### [YOUR INSTRUCTIONS]
Retype the whole listing verbatim and keep the pictures out of it.

### [Collected data entries]
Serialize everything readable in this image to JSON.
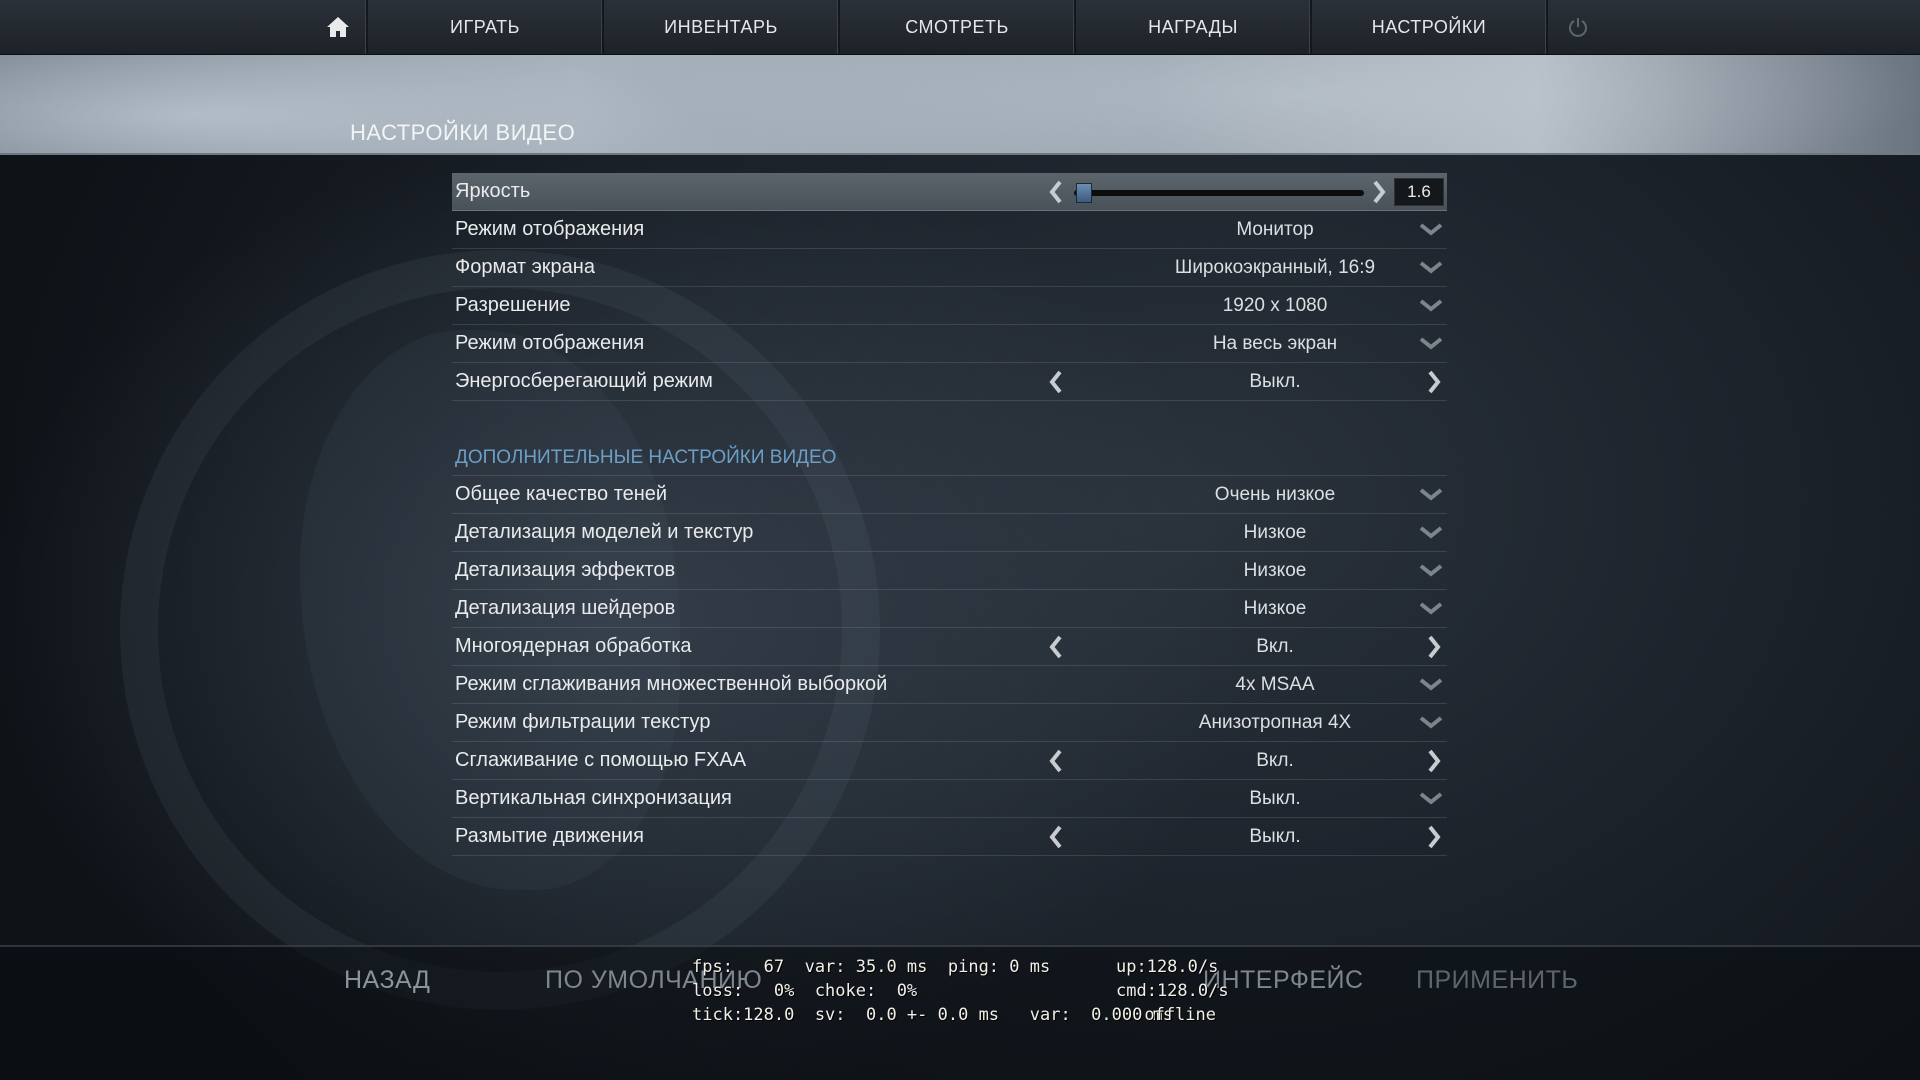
{
  "nav": {
    "items": [
      "ИГРАТЬ",
      "ИНВЕНТАРЬ",
      "СМОТРЕТЬ",
      "НАГРАДЫ",
      "НАСТРОЙКИ"
    ]
  },
  "page_title": "НАСТРОЙКИ ВИДЕО",
  "brightness": {
    "label": "Яркость",
    "value": "1.6",
    "level": 0.0
  },
  "basic_settings": [
    {
      "label": "Режим отображения",
      "value": "Монитор",
      "control": "dropdown"
    },
    {
      "label": "Формат экрана",
      "value": "Широкоэкранный, 16:9",
      "control": "dropdown"
    },
    {
      "label": "Разрешение",
      "value": "1920 x 1080",
      "control": "dropdown"
    },
    {
      "label": "Режим отображения",
      "value": "На весь экран",
      "control": "dropdown"
    },
    {
      "label": "Энергосберегающий режим",
      "value": "Выкл.",
      "control": "toggle"
    }
  ],
  "advanced_title": "ДОПОЛНИТЕЛЬНЫЕ НАСТРОЙКИ ВИДЕО",
  "advanced_settings": [
    {
      "label": "Общее качество теней",
      "value": "Очень низкое",
      "control": "dropdown"
    },
    {
      "label": "Детализация моделей и текстур",
      "value": "Низкое",
      "control": "dropdown"
    },
    {
      "label": "Детализация эффектов",
      "value": "Низкое",
      "control": "dropdown"
    },
    {
      "label": "Детализация шейдеров",
      "value": "Низкое",
      "control": "dropdown"
    },
    {
      "label": "Многоядерная обработка",
      "value": "Вкл.",
      "control": "toggle"
    },
    {
      "label": "Режим сглаживания множественной выборкой",
      "value": "4x MSAA",
      "control": "dropdown"
    },
    {
      "label": "Режим фильтрации текстур",
      "value": "Анизотропная 4X",
      "control": "dropdown"
    },
    {
      "label": "Сглаживание с помощью FXAA",
      "value": "Вкл.",
      "control": "toggle"
    },
    {
      "label": "Вертикальная синхронизация",
      "value": "Выкл.",
      "control": "dropdown"
    },
    {
      "label": "Размытие движения",
      "value": "Выкл.",
      "control": "toggle"
    }
  ],
  "bottom": {
    "back": "НАЗАД",
    "defaults": "ПО УМОЛЧАНИЮ",
    "interface": "ИНТЕРФЕЙС",
    "apply": "ПРИМЕНИТЬ"
  },
  "netgraph": {
    "line1": "fps:   67  var: 35.0 ms  ping: 0 ms",
    "line2": "loss:   0%  choke:  0%",
    "line3": "tick:128.0  sv:  0.0 +- 0.0 ms   var:  0.000 ms",
    "up": "up:128.0/s",
    "cmd": "cmd:128.0/s",
    "status": "offline"
  },
  "colors": {
    "accent_section": "#6c9fc6",
    "slider_thumb": "#5a7ea6"
  }
}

### [RESULT OF THE TASK]
Serialize everything readable in this image to JSON.
{
  "nav": {
    "items": [
      "ИГРАТЬ",
      "ИНВЕНТАРЬ",
      "СМОТРЕТЬ",
      "НАГРАДЫ",
      "НАСТРОЙКИ"
    ]
  },
  "page_title": "НАСТРОЙКИ ВИДЕО",
  "brightness": {
    "label": "Яркость",
    "value": "1.6",
    "level": 0.0
  },
  "basic_settings": [
    {
      "label": "Режим отображения",
      "value": "Монитор",
      "control": "dropdown"
    },
    {
      "label": "Формат экрана",
      "value": "Широкоэкранный, 16:9",
      "control": "dropdown"
    },
    {
      "label": "Разрешение",
      "value": "1920 x 1080",
      "control": "dropdown"
    },
    {
      "label": "Режим отображения",
      "value": "На весь экран",
      "control": "dropdown"
    },
    {
      "label": "Энергосберегающий режим",
      "value": "Выкл.",
      "control": "toggle"
    }
  ],
  "advanced_title": "ДОПОЛНИТЕЛЬНЫЕ НАСТРОЙКИ ВИДЕО",
  "advanced_settings": [
    {
      "label": "Общее качество теней",
      "value": "Очень низкое",
      "control": "dropdown"
    },
    {
      "label": "Детализация моделей и текстур",
      "value": "Низкое",
      "control": "dropdown"
    },
    {
      "label": "Детализация эффектов",
      "value": "Низкое",
      "control": "dropdown"
    },
    {
      "label": "Детализация шейдеров",
      "value": "Низкое",
      "control": "dropdown"
    },
    {
      "label": "Многоядерная обработка",
      "value": "Вкл.",
      "control": "toggle"
    },
    {
      "label": "Режим сглаживания множественной выборкой",
      "value": "4x MSAA",
      "control": "dropdown"
    },
    {
      "label": "Режим фильтрации текстур",
      "value": "Анизотропная 4X",
      "control": "dropdown"
    },
    {
      "label": "Сглаживание с помощью FXAA",
      "value": "Вкл.",
      "control": "toggle"
    },
    {
      "label": "Вертикальная синхронизация",
      "value": "Выкл.",
      "control": "dropdown"
    },
    {
      "label": "Размытие движения",
      "value": "Выкл.",
      "control": "toggle"
    }
  ],
  "bottom": {
    "back": "НАЗАД",
    "defaults": "ПО УМОЛЧАНИЮ",
    "interface": "ИНТЕРФЕЙС",
    "apply": "ПРИМЕНИТЬ"
  },
  "netgraph": {
    "line1": "fps:   67  var: 35.0 ms  ping: 0 ms",
    "line2": "loss:   0%  choke:  0%",
    "line3": "tick:128.0  sv:  0.0 +- 0.0 ms   var:  0.000 ms",
    "up": "up:128.0/s",
    "cmd": "cmd:128.0/s",
    "status": "offline"
  },
  "colors": {
    "accent_section": "#6c9fc6",
    "slider_thumb": "#5a7ea6"
  }
}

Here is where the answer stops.